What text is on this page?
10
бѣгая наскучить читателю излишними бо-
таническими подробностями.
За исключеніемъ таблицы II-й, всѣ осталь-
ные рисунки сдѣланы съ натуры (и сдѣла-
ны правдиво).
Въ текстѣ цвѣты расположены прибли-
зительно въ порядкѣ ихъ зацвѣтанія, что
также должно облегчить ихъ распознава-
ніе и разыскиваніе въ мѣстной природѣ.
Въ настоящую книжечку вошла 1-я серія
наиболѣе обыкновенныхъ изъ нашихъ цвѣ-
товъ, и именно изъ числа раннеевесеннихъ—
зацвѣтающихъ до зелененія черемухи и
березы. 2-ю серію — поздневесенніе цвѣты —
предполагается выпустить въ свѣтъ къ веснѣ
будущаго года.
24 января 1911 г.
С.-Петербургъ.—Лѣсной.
+===+
* **Direction**: The records above must be output exactly, in full.

* **Task answer**:
What text is on this page?
10
бѣгая наскучить читателю излишними бо-
таническими подробностями.
За исключеніемъ таблицы II-й, всѣ осталь-
ные рисунки сдѣланы съ натуры (и сдѣла-
ны правдиво).
Въ текстѣ цвѣты расположены прибли-
зительно въ порядкѣ ихъ зацвѣтанія, что
также должно облегчить ихъ распознава-
ніе и разыскиваніе въ мѣстной природѣ.
Въ настоящую книжечку вошла 1-я серія
наиболѣе обыкновенныхъ изъ нашихъ цвѣ-
товъ, и именно изъ числа раннеевесеннихъ—
зацвѣтающихъ до зелененія черемухи и
березы. 2-ю серію — поздневесенніе цвѣты —
предполагается выпустить въ свѣтъ къ веснѣ
будущаго года.
24 января 1911 г.
С.-Петербургъ.—Лѣсной.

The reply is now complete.